### Job
Repeat each record exactly as written, and drop any images.

═════ Listing ═════

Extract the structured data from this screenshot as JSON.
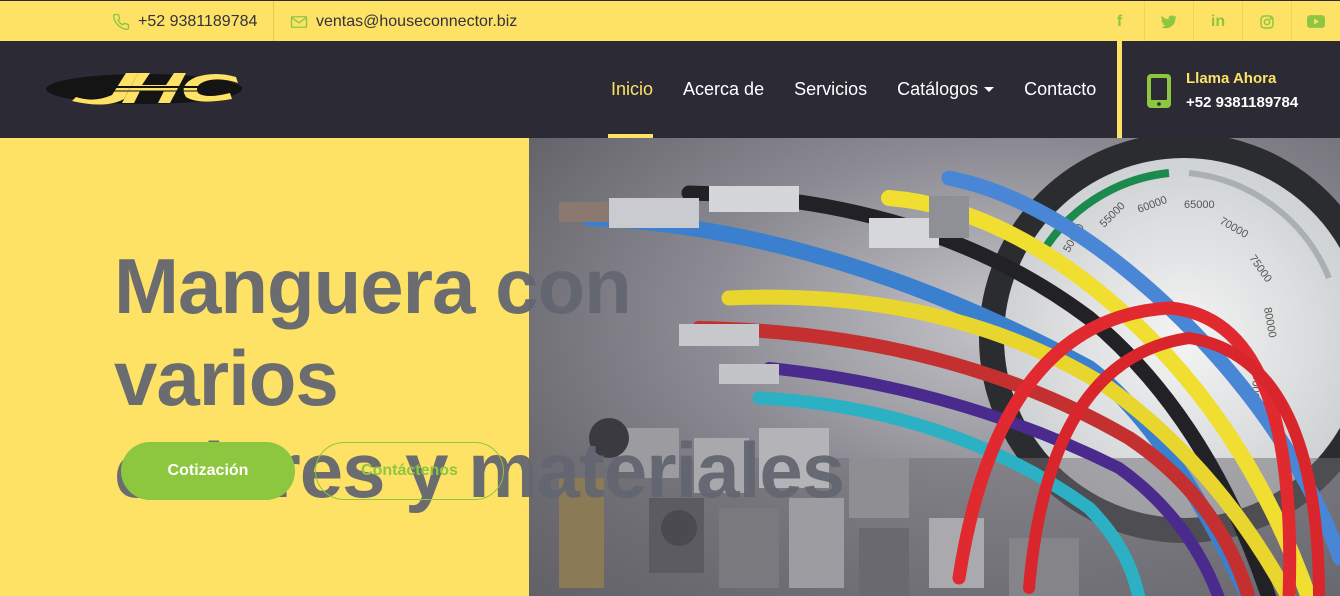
{
  "topbar": {
    "phone": "+52 9381189784",
    "email": "ventas@houseconnector.biz",
    "socials": [
      {
        "name": "facebook-icon",
        "glyph": "f"
      },
      {
        "name": "twitter-icon",
        "glyph": "🐦"
      },
      {
        "name": "linkedin-icon",
        "glyph": "in"
      },
      {
        "name": "instagram-icon",
        "glyph": "◎"
      },
      {
        "name": "youtube-icon",
        "glyph": "▶"
      }
    ]
  },
  "navbar": {
    "logo_text": "JHC",
    "items": [
      {
        "label": "Inicio",
        "active": true
      },
      {
        "label": "Acerca de",
        "active": false
      },
      {
        "label": "Servicios",
        "active": false
      },
      {
        "label": "Catálogos",
        "active": false,
        "dropdown": true
      },
      {
        "label": "Contacto",
        "active": false
      }
    ],
    "callnow": {
      "label": "Llama Ahora",
      "number": "+52 9381189784"
    }
  },
  "hero": {
    "title_line1": "Manguera con varios",
    "title_line2": "colores y materiales",
    "primary_button": "Cotización",
    "secondary_button": "Contáctenos"
  },
  "colors": {
    "accent_yellow": "#fee265",
    "dark_navy": "#2b2a35",
    "green": "#8dc63f",
    "title_gray": "#636670"
  }
}
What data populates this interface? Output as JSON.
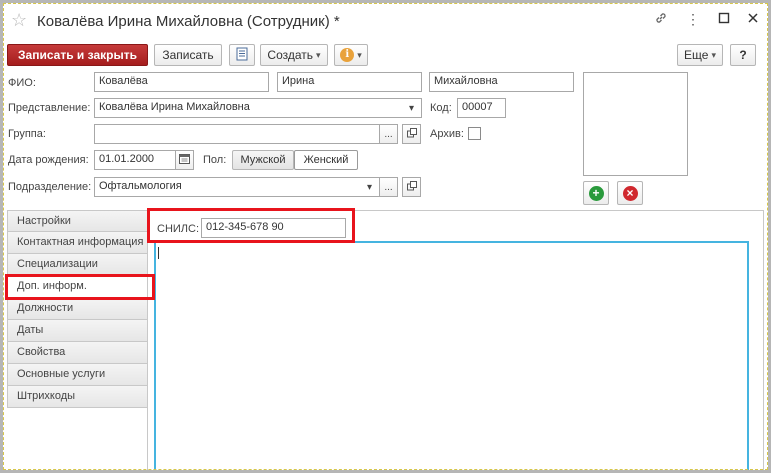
{
  "window": {
    "title": "Ковалёва Ирина Михайловна (Сотрудник) *"
  },
  "toolbar": {
    "save_close": "Записать и закрыть",
    "save": "Записать",
    "create": "Создать",
    "more": "Еще",
    "help": "?"
  },
  "form": {
    "fio_label": "ФИО:",
    "last_name": "Ковалёва",
    "first_name": "Ирина",
    "middle_name": "Михайловна",
    "presentation_label": "Представление:",
    "presentation": "Ковалёва Ирина Михайловна",
    "code_label": "Код:",
    "code": "00007",
    "group_label": "Группа:",
    "group": "",
    "archive_label": "Архив:",
    "birth_label": "Дата рождения:",
    "birth_date": "01.01.2000",
    "gender_label": "Пол:",
    "gender_male": "Мужской",
    "gender_female": "Женский",
    "department_label": "Подразделение:",
    "department": "Офтальмология",
    "ellipsis": "..."
  },
  "tabs": [
    "Настройки",
    "Контактная информация",
    "Специализации",
    "Доп. информ.",
    "Должности",
    "Даты",
    "Свойства",
    "Основные услуги",
    "Штрихкоды"
  ],
  "active_tab": "Доп. информ.",
  "extra_info": {
    "snils_label": "СНИЛС:",
    "snils": "012-345-678 90"
  },
  "colors": {
    "primary_button": "#b22424",
    "highlight": "#e8141c",
    "focus_border": "#45b4e0",
    "add_icon": "#2a9a3c",
    "remove_icon": "#d0282e"
  },
  "icons": {
    "favorite": "star-icon",
    "link": "link-icon",
    "menu": "more-vertical-icon",
    "maximize": "maximize-icon",
    "close": "close-icon",
    "report": "report-icon",
    "info": "info-icon",
    "calendar": "calendar-icon",
    "open": "open-icon",
    "add_photo": "add-icon",
    "remove_photo": "remove-icon"
  }
}
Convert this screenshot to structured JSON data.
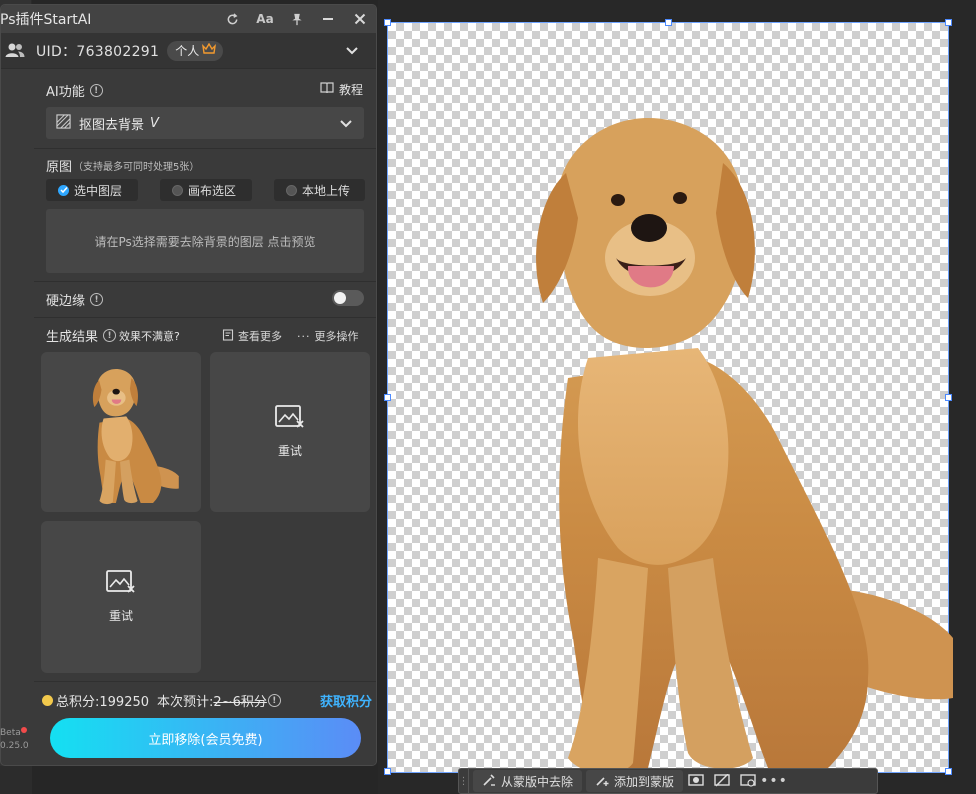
{
  "app": {
    "title": "Ps插件StartAI",
    "font_button": "Aa"
  },
  "account": {
    "uid": "UID：763802291",
    "plan": "个人"
  },
  "ai_function": {
    "label": "AI功能",
    "tutorial": "教程",
    "selected": "抠图去背景",
    "version": "V"
  },
  "source": {
    "label": "原图",
    "hint": "（支持最多可同时处理5张）",
    "options": [
      "选中图层",
      "画布选区",
      "本地上传"
    ],
    "drop_text": "请在Ps选择需要去除背景的图层 点击预览"
  },
  "hard_edge": {
    "label": "硬边缘"
  },
  "results": {
    "label": "生成结果",
    "feedback": "效果不满意?",
    "view_more": "查看更多",
    "more_actions": "更多操作",
    "retry": "重试"
  },
  "footer": {
    "points_label": "总积分:199250",
    "estimate_label": "本次预计:",
    "estimate_value": "2~6积分",
    "get_points": "获取积分",
    "cta": "立即移除(会员免费)"
  },
  "version": {
    "beta": "Beta",
    "number": "0.25.0"
  },
  "context_bar": {
    "remove_from_mask": "从蒙版中去除",
    "add_to_mask": "添加到蒙版"
  },
  "colors": {
    "accent": "#2fa7ff",
    "cta_start": "#14e0f2",
    "cta_end": "#5b8cf6",
    "link": "#3fb4ff"
  }
}
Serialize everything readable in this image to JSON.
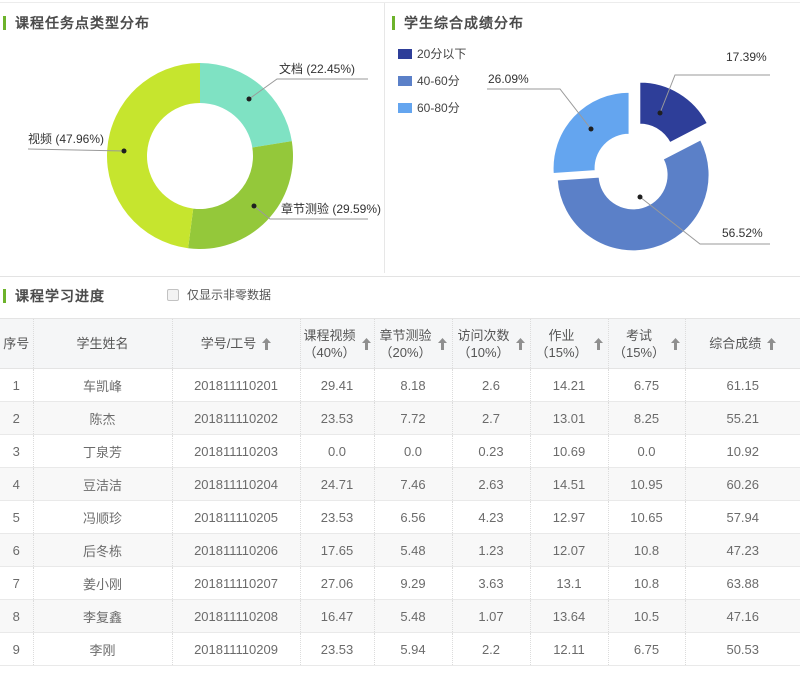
{
  "chart_data": [
    {
      "type": "pie",
      "title": "课程任务点类型分布",
      "donut": true,
      "labels": [
        "文档",
        "章节测验",
        "视频"
      ],
      "values": [
        22.45,
        29.59,
        47.96
      ],
      "unit": "%",
      "colors": [
        "#7fe2c3",
        "#94c83a",
        "#c6e52e"
      ],
      "legend_position": "none",
      "callouts": {
        "doc": "文档 (22.45%)",
        "quiz": "章节测验 (29.59%)",
        "video": "视频 (47.96%)"
      }
    },
    {
      "type": "pie",
      "title": "学生综合成绩分布",
      "donut": true,
      "labels": [
        "20分以下",
        "40-60分",
        "60-80分"
      ],
      "values": [
        17.39,
        56.52,
        26.09
      ],
      "unit": "%",
      "colors": [
        "#2e3e99",
        "#5b80c8",
        "#64a5ef"
      ],
      "legend_position": "top-left",
      "callouts": {
        "low": "17.39%",
        "mid": "56.52%",
        "high": "26.09%"
      }
    }
  ],
  "progress_section": {
    "title": "课程学习进度",
    "filter_checkbox_label": "仅显示非零数据",
    "checkbox_checked": false
  },
  "table": {
    "headers": [
      {
        "line1": "序号",
        "line2": "",
        "sortable": false
      },
      {
        "line1": "学生姓名",
        "line2": "",
        "sortable": false
      },
      {
        "line1": "学号/工号",
        "line2": "",
        "sortable": true
      },
      {
        "line1": "课程视频",
        "line2": "（40%）",
        "sortable": true
      },
      {
        "line1": "章节测验",
        "line2": "（20%）",
        "sortable": true
      },
      {
        "line1": "访问次数",
        "line2": "（10%）",
        "sortable": true
      },
      {
        "line1": "作业",
        "line2": "（15%）",
        "sortable": true
      },
      {
        "line1": "考试",
        "line2": "（15%）",
        "sortable": true
      },
      {
        "line1": "综合成绩",
        "line2": "",
        "sortable": true
      }
    ],
    "rows": [
      [
        "1",
        "车凯峰",
        "201811110201",
        "29.41",
        "8.18",
        "2.6",
        "14.21",
        "6.75",
        "61.15"
      ],
      [
        "2",
        "陈杰",
        "201811110202",
        "23.53",
        "7.72",
        "2.7",
        "13.01",
        "8.25",
        "55.21"
      ],
      [
        "3",
        "丁泉芳",
        "201811110203",
        "0.0",
        "0.0",
        "0.23",
        "10.69",
        "0.0",
        "10.92"
      ],
      [
        "4",
        "豆洁洁",
        "201811110204",
        "24.71",
        "7.46",
        "2.63",
        "14.51",
        "10.95",
        "60.26"
      ],
      [
        "5",
        "冯顺珍",
        "201811110205",
        "23.53",
        "6.56",
        "4.23",
        "12.97",
        "10.65",
        "57.94"
      ],
      [
        "6",
        "后冬栋",
        "201811110206",
        "17.65",
        "5.48",
        "1.23",
        "12.07",
        "10.8",
        "47.23"
      ],
      [
        "7",
        "姜小刚",
        "201811110207",
        "27.06",
        "9.29",
        "3.63",
        "13.1",
        "10.8",
        "63.88"
      ],
      [
        "8",
        "李复鑫",
        "201811110208",
        "16.47",
        "5.48",
        "1.07",
        "13.64",
        "10.5",
        "47.16"
      ],
      [
        "9",
        "李刚",
        "201811110209",
        "23.53",
        "5.94",
        "2.2",
        "12.11",
        "6.75",
        "50.53"
      ]
    ]
  }
}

═════

### Answer to the problem
Extract the structured data from this screenshot as JSON.
{
  "topbar": {
    "phone": "+52 9381189784",
    "email": "ventas@houseconnector.biz",
    "socials": [
      {
        "name": "facebook-icon",
        "glyph": "f"
      },
      {
        "name": "twitter-icon",
        "glyph": "🐦"
      },
      {
        "name": "linkedin-icon",
        "glyph": "in"
      },
      {
        "name": "instagram-icon",
        "glyph": "◎"
      },
      {
        "name": "youtube-icon",
        "glyph": "▶"
      }
    ]
  },
  "navbar": {
    "logo_text": "JHC",
    "items": [
      {
        "label": "Inicio",
        "active": true
      },
      {
        "label": "Acerca de",
        "active": false
      },
      {
        "label": "Servicios",
        "active": false
      },
      {
        "label": "Catálogos",
        "active": false,
        "dropdown": true
      },
      {
        "label": "Contacto",
        "active": false
      }
    ],
    "callnow": {
      "label": "Llama Ahora",
      "number": "+52 9381189784"
    }
  },
  "hero": {
    "title_line1": "Manguera con varios",
    "title_line2": "colores y materiales",
    "primary_button": "Cotización",
    "secondary_button": "Contáctenos"
  },
  "colors": {
    "accent_yellow": "#fee265",
    "dark_navy": "#2b2a35",
    "green": "#8dc63f",
    "title_gray": "#636670"
  }
}
What data populates this interface? Output as JSON.
{
  "window": {
    "title": "Ковалёва Ирина Михайловна (Сотрудник) *"
  },
  "toolbar": {
    "save_close": "Записать и закрыть",
    "save": "Записать",
    "create": "Создать",
    "more": "Еще",
    "help": "?"
  },
  "form": {
    "fio_label": "ФИО:",
    "last_name": "Ковалёва",
    "first_name": "Ирина",
    "middle_name": "Михайловна",
    "presentation_label": "Представление:",
    "presentation": "Ковалёва Ирина Михайловна",
    "code_label": "Код:",
    "code": "00007",
    "group_label": "Группа:",
    "group": "",
    "archive_label": "Архив:",
    "birth_label": "Дата рождения:",
    "birth_date": "01.01.2000",
    "gender_label": "Пол:",
    "gender_male": "Мужской",
    "gender_female": "Женский",
    "department_label": "Подразделение:",
    "department": "Офтальмология",
    "ellipsis": "..."
  },
  "tabs": [
    "Настройки",
    "Контактная информация",
    "Специализации",
    "Доп. информ.",
    "Должности",
    "Даты",
    "Свойства",
    "Основные услуги",
    "Штрихкоды"
  ],
  "active_tab": "Доп. информ.",
  "extra_info": {
    "snils_label": "СНИЛС:",
    "snils": "012-345-678 90"
  },
  "colors": {
    "primary_button": "#b22424",
    "highlight": "#e8141c",
    "focus_border": "#45b4e0",
    "add_icon": "#2a9a3c",
    "remove_icon": "#d0282e"
  },
  "icons": {
    "favorite": "star-icon",
    "link": "link-icon",
    "menu": "more-vertical-icon",
    "maximize": "maximize-icon",
    "close": "close-icon",
    "report": "report-icon",
    "info": "info-icon",
    "calendar": "calendar-icon",
    "open": "open-icon",
    "add_photo": "add-icon",
    "remove_photo": "remove-icon"
  }
}
Convert this screenshot to structured JSON data.
{
  "app": {
    "title": "Ps插件StartAI",
    "font_button": "Aa"
  },
  "account": {
    "uid": "UID：763802291",
    "plan": "个人"
  },
  "ai_function": {
    "label": "AI功能",
    "tutorial": "教程",
    "selected": "抠图去背景",
    "version": "V"
  },
  "source": {
    "label": "原图",
    "hint": "（支持最多可同时处理5张）",
    "options": [
      "选中图层",
      "画布选区",
      "本地上传"
    ],
    "drop_text": "请在Ps选择需要去除背景的图层 点击预览"
  },
  "hard_edge": {
    "label": "硬边缘"
  },
  "results": {
    "label": "生成结果",
    "feedback": "效果不满意?",
    "view_more": "查看更多",
    "more_actions": "更多操作",
    "retry": "重试"
  },
  "footer": {
    "points_label": "总积分:199250",
    "estimate_label": "本次预计:",
    "estimate_value": "2~6积分",
    "get_points": "获取积分",
    "cta": "立即移除(会员免费)"
  },
  "version": {
    "beta": "Beta",
    "number": "0.25.0"
  },
  "context_bar": {
    "remove_from_mask": "从蒙版中去除",
    "add_to_mask": "添加到蒙版"
  },
  "colors": {
    "accent": "#2fa7ff",
    "cta_start": "#14e0f2",
    "cta_end": "#5b8cf6",
    "link": "#3fb4ff"
  }
}
Serialize everything readable in this image to JSON.
{
  "chart_data": [
    {
      "type": "pie",
      "title": "课程任务点类型分布",
      "donut": true,
      "labels": [
        "文档",
        "章节测验",
        "视频"
      ],
      "values": [
        22.45,
        29.59,
        47.96
      ],
      "unit": "%",
      "colors": [
        "#7fe2c3",
        "#94c83a",
        "#c6e52e"
      ],
      "legend_position": "none",
      "callouts": {
        "doc": "文档 (22.45%)",
        "quiz": "章节测验 (29.59%)",
        "video": "视频 (47.96%)"
      }
    },
    {
      "type": "pie",
      "title": "学生综合成绩分布",
      "donut": true,
      "labels": [
        "20分以下",
        "40-60分",
        "60-80分"
      ],
      "values": [
        17.39,
        56.52,
        26.09
      ],
      "unit": "%",
      "colors": [
        "#2e3e99",
        "#5b80c8",
        "#64a5ef"
      ],
      "legend_position": "top-left",
      "callouts": {
        "low": "17.39%",
        "mid": "56.52%",
        "high": "26.09%"
      }
    }
  ],
  "progress_section": {
    "title": "课程学习进度",
    "filter_checkbox_label": "仅显示非零数据",
    "checkbox_checked": false
  },
  "table": {
    "headers": [
      {
        "line1": "序号",
        "line2": "",
        "sortable": false
      },
      {
        "line1": "学生姓名",
        "line2": "",
        "sortable": false
      },
      {
        "line1": "学号/工号",
        "line2": "",
        "sortable": true
      },
      {
        "line1": "课程视频",
        "line2": "（40%）",
        "sortable": true
      },
      {
        "line1": "章节测验",
        "line2": "（20%）",
        "sortable": true
      },
      {
        "line1": "访问次数",
        "line2": "（10%）",
        "sortable": true
      },
      {
        "line1": "作业",
        "line2": "（15%）",
        "sortable": true
      },
      {
        "line1": "考试",
        "line2": "（15%）",
        "sortable": true
      },
      {
        "line1": "综合成绩",
        "line2": "",
        "sortable": true
      }
    ],
    "rows": [
      [
        "1",
        "车凯峰",
        "201811110201",
        "29.41",
        "8.18",
        "2.6",
        "14.21",
        "6.75",
        "61.15"
      ],
      [
        "2",
        "陈杰",
        "201811110202",
        "23.53",
        "7.72",
        "2.7",
        "13.01",
        "8.25",
        "55.21"
      ],
      [
        "3",
        "丁泉芳",
        "201811110203",
        "0.0",
        "0.0",
        "0.23",
        "10.69",
        "0.0",
        "10.92"
      ],
      [
        "4",
        "豆洁洁",
        "201811110204",
        "24.71",
        "7.46",
        "2.63",
        "14.51",
        "10.95",
        "60.26"
      ],
      [
        "5",
        "冯顺珍",
        "201811110205",
        "23.53",
        "6.56",
        "4.23",
        "12.97",
        "10.65",
        "57.94"
      ],
      [
        "6",
        "后冬栋",
        "201811110206",
        "17.65",
        "5.48",
        "1.23",
        "12.07",
        "10.8",
        "47.23"
      ],
      [
        "7",
        "姜小刚",
        "201811110207",
        "27.06",
        "9.29",
        "3.63",
        "13.1",
        "10.8",
        "63.88"
      ],
      [
        "8",
        "李复鑫",
        "201811110208",
        "16.47",
        "5.48",
        "1.07",
        "13.64",
        "10.5",
        "47.16"
      ],
      [
        "9",
        "李刚",
        "201811110209",
        "23.53",
        "5.94",
        "2.2",
        "12.11",
        "6.75",
        "50.53"
      ]
    ]
  }
}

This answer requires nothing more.